[Work required]
Write out the whole listing exactly as it stands.

[Dataset]
⟨
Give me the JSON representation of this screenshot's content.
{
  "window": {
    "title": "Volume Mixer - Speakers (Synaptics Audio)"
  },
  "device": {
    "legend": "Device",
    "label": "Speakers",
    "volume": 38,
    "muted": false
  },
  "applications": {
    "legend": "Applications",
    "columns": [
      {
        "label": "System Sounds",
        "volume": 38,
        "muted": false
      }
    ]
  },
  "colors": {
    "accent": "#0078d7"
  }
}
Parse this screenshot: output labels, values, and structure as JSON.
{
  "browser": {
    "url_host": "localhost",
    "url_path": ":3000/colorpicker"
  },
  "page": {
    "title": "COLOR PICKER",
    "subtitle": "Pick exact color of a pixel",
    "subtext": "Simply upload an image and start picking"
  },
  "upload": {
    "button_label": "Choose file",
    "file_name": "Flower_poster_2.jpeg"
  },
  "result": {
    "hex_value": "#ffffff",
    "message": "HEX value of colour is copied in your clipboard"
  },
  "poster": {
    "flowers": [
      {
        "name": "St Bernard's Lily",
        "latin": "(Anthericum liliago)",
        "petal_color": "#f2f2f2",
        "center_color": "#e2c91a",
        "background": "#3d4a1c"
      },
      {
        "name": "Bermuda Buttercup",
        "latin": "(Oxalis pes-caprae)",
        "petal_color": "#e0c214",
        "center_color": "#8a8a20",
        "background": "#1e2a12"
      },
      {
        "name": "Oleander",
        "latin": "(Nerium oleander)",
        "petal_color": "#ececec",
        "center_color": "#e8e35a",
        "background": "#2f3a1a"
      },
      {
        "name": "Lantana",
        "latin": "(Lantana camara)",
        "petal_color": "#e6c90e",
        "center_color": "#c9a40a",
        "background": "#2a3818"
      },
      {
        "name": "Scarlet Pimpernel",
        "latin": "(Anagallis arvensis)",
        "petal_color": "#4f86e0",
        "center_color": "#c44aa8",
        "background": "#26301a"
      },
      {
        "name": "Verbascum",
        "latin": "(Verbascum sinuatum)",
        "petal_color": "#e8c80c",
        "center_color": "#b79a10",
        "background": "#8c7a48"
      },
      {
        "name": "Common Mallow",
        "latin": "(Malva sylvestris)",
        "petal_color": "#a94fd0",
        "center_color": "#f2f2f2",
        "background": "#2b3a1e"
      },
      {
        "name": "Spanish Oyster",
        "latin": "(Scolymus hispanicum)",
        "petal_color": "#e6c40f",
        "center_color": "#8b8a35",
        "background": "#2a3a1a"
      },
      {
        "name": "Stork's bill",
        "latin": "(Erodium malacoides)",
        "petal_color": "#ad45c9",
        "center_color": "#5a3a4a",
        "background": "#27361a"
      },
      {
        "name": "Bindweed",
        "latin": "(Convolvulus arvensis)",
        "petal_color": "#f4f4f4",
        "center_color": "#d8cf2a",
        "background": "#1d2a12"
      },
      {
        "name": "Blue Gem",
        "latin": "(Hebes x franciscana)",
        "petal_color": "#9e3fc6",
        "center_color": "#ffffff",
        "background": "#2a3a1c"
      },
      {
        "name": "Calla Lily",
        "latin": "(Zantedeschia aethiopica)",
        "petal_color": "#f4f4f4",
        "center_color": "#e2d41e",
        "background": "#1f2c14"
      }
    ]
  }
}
⟩
[Answer for this exercise]
Give me the JSON representation of this screenshot's content.
{
  "window": {
    "title": "Volume Mixer - Speakers (Synaptics Audio)"
  },
  "device": {
    "legend": "Device",
    "label": "Speakers",
    "volume": 38,
    "muted": false
  },
  "applications": {
    "legend": "Applications",
    "columns": [
      {
        "label": "System Sounds",
        "volume": 38,
        "muted": false
      }
    ]
  },
  "colors": {
    "accent": "#0078d7"
  }
}
Parse this screenshot: output labels, values, and structure as JSON.
{
  "browser": {
    "url_host": "localhost",
    "url_path": ":3000/colorpicker"
  },
  "page": {
    "title": "COLOR PICKER",
    "subtitle": "Pick exact color of a pixel",
    "subtext": "Simply upload an image and start picking"
  },
  "upload": {
    "button_label": "Choose file",
    "file_name": "Flower_poster_2.jpeg"
  },
  "result": {
    "hex_value": "#ffffff",
    "message": "HEX value of colour is copied in your clipboard"
  },
  "poster": {
    "flowers": [
      {
        "name": "St Bernard's Lily",
        "latin": "(Anthericum liliago)",
        "petal_color": "#f2f2f2",
        "center_color": "#e2c91a",
        "background": "#3d4a1c"
      },
      {
        "name": "Bermuda Buttercup",
        "latin": "(Oxalis pes-caprae)",
        "petal_color": "#e0c214",
        "center_color": "#8a8a20",
        "background": "#1e2a12"
      },
      {
        "name": "Oleander",
        "latin": "(Nerium oleander)",
        "petal_color": "#ececec",
        "center_color": "#e8e35a",
        "background": "#2f3a1a"
      },
      {
        "name": "Lantana",
        "latin": "(Lantana camara)",
        "petal_color": "#e6c90e",
        "center_color": "#c9a40a",
        "background": "#2a3818"
      },
      {
        "name": "Scarlet Pimpernel",
        "latin": "(Anagallis arvensis)",
        "petal_color": "#4f86e0",
        "center_color": "#c44aa8",
        "background": "#26301a"
      },
      {
        "name": "Verbascum",
        "latin": "(Verbascum sinuatum)",
        "petal_color": "#e8c80c",
        "center_color": "#b79a10",
        "background": "#8c7a48"
      },
      {
        "name": "Common Mallow",
        "latin": "(Malva sylvestris)",
        "petal_color": "#a94fd0",
        "center_color": "#f2f2f2",
        "background": "#2b3a1e"
      },
      {
        "name": "Spanish Oyster",
        "latin": "(Scolymus hispanicum)",
        "petal_color": "#e6c40f",
        "center_color": "#8b8a35",
        "background": "#2a3a1a"
      },
      {
        "name": "Stork's bill",
        "latin": "(Erodium malacoides)",
        "petal_color": "#ad45c9",
        "center_color": "#5a3a4a",
        "background": "#27361a"
      },
      {
        "name": "Bindweed",
        "latin": "(Convolvulus arvensis)",
        "petal_color": "#f4f4f4",
        "center_color": "#d8cf2a",
        "background": "#1d2a12"
      },
      {
        "name": "Blue Gem",
        "latin": "(Hebes x franciscana)",
        "petal_color": "#9e3fc6",
        "center_color": "#ffffff",
        "background": "#2a3a1c"
      },
      {
        "name": "Calla Lily",
        "latin": "(Zantedeschia aethiopica)",
        "petal_color": "#f4f4f4",
        "center_color": "#e2d41e",
        "background": "#1f2c14"
      }
    ]
  }
}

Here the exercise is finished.